Ítems del conjunto de datos:
^^^^^^^^
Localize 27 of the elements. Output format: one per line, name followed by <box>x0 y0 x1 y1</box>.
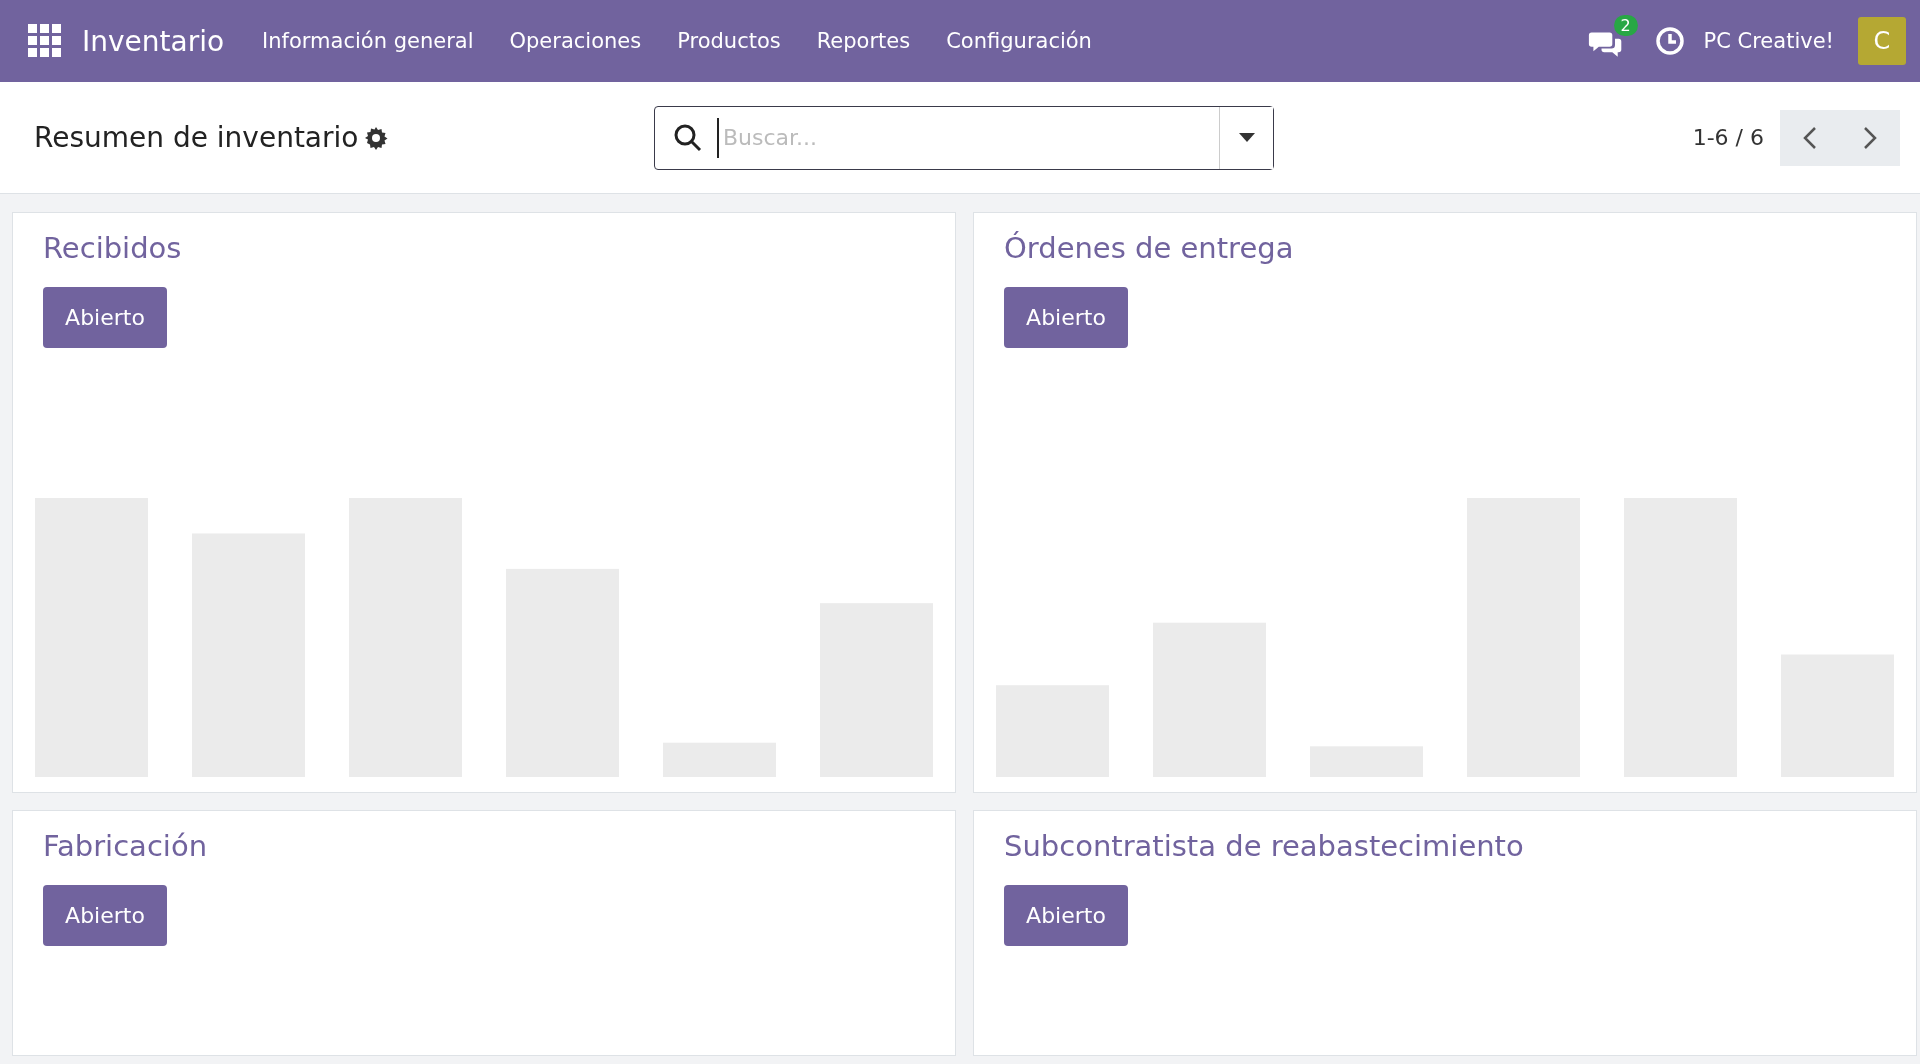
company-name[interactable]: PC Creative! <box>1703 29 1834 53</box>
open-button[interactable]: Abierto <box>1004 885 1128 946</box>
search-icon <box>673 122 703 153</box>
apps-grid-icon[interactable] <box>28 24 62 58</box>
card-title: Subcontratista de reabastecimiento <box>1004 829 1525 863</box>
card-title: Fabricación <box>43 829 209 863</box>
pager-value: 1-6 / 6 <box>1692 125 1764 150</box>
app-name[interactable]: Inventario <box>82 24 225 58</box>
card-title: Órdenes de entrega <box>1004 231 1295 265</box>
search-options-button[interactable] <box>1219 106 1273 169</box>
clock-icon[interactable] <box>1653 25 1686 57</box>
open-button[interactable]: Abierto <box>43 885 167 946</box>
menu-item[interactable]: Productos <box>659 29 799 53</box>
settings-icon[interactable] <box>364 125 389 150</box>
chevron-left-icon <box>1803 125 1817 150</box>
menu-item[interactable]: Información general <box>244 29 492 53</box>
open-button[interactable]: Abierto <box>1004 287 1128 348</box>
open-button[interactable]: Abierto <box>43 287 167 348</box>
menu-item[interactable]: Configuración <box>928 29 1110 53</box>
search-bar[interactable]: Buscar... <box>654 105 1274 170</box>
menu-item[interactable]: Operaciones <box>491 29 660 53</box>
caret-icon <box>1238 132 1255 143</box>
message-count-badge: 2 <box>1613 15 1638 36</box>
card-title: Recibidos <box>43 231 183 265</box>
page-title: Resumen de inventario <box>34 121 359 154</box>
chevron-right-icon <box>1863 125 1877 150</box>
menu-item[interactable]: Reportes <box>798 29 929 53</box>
^^^^^^^^
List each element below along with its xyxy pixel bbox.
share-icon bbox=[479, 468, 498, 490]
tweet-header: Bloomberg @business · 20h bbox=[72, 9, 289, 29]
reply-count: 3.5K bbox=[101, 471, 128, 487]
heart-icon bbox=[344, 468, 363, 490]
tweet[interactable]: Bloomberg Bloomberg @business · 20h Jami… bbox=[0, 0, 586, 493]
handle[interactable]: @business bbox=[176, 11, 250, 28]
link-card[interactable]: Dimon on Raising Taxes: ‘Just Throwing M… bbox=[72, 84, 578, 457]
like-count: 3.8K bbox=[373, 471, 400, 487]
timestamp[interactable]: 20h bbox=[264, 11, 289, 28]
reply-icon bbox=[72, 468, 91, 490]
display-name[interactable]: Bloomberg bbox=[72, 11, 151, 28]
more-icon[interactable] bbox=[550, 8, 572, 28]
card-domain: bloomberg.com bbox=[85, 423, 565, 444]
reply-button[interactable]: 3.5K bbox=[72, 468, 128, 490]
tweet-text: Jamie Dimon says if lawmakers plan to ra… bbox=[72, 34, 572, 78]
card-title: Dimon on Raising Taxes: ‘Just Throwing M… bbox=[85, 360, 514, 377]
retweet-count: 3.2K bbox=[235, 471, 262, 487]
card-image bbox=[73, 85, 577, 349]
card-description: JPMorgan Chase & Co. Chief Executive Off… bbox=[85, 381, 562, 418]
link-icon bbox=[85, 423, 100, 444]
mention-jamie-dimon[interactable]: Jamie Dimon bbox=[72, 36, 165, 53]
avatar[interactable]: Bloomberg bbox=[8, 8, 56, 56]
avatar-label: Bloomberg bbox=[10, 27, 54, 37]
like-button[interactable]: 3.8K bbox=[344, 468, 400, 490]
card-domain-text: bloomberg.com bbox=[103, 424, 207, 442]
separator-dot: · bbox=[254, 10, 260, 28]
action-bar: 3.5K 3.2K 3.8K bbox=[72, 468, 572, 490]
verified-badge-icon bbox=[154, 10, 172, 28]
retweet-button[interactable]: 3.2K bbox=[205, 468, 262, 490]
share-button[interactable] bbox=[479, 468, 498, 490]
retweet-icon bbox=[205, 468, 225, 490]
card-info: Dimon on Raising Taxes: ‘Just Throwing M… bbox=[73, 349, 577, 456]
^^^^^^^^
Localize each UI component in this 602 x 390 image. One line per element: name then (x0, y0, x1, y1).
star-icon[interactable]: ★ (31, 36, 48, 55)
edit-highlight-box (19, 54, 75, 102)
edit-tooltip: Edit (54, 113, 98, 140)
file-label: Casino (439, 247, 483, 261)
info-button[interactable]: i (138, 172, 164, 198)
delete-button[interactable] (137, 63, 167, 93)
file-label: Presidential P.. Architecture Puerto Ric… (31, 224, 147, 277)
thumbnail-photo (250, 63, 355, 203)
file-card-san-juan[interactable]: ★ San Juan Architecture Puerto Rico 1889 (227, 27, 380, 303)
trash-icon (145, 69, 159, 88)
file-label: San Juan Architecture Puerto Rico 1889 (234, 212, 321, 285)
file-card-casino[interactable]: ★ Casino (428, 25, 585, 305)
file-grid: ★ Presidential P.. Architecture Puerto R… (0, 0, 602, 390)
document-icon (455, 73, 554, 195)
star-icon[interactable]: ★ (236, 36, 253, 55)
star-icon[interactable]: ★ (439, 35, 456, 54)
^^^^^^^^
**POR HACER**
¿Puedes copiar de nuevo los registros, todo desde la línea que contiene "List each element" hasta la que contiene "reply-button[interactable]: 3.5K bbox=[72, 468, 128, 490]", pero cambiando "heart-icon" por "like-icon" y sin tocar nada más?

**RESPUESTA DEL EJERCICIO**
List each element below along with its xyxy pixel bbox.
share-icon bbox=[479, 468, 498, 490]
tweet-header: Bloomberg @business · 20h bbox=[72, 9, 289, 29]
reply-count: 3.5K bbox=[101, 471, 128, 487]
like-icon bbox=[344, 468, 363, 490]
tweet[interactable]: Bloomberg Bloomberg @business · 20h Jami… bbox=[0, 0, 586, 493]
handle[interactable]: @business bbox=[176, 11, 250, 28]
link-card[interactable]: Dimon on Raising Taxes: ‘Just Throwing M… bbox=[72, 84, 578, 457]
like-count: 3.8K bbox=[373, 471, 400, 487]
timestamp[interactable]: 20h bbox=[264, 11, 289, 28]
reply-icon bbox=[72, 468, 91, 490]
display-name[interactable]: Bloomberg bbox=[72, 11, 151, 28]
more-icon[interactable] bbox=[550, 8, 572, 28]
card-domain: bloomberg.com bbox=[85, 423, 565, 444]
reply-button[interactable]: 3.5K bbox=[72, 468, 128, 490]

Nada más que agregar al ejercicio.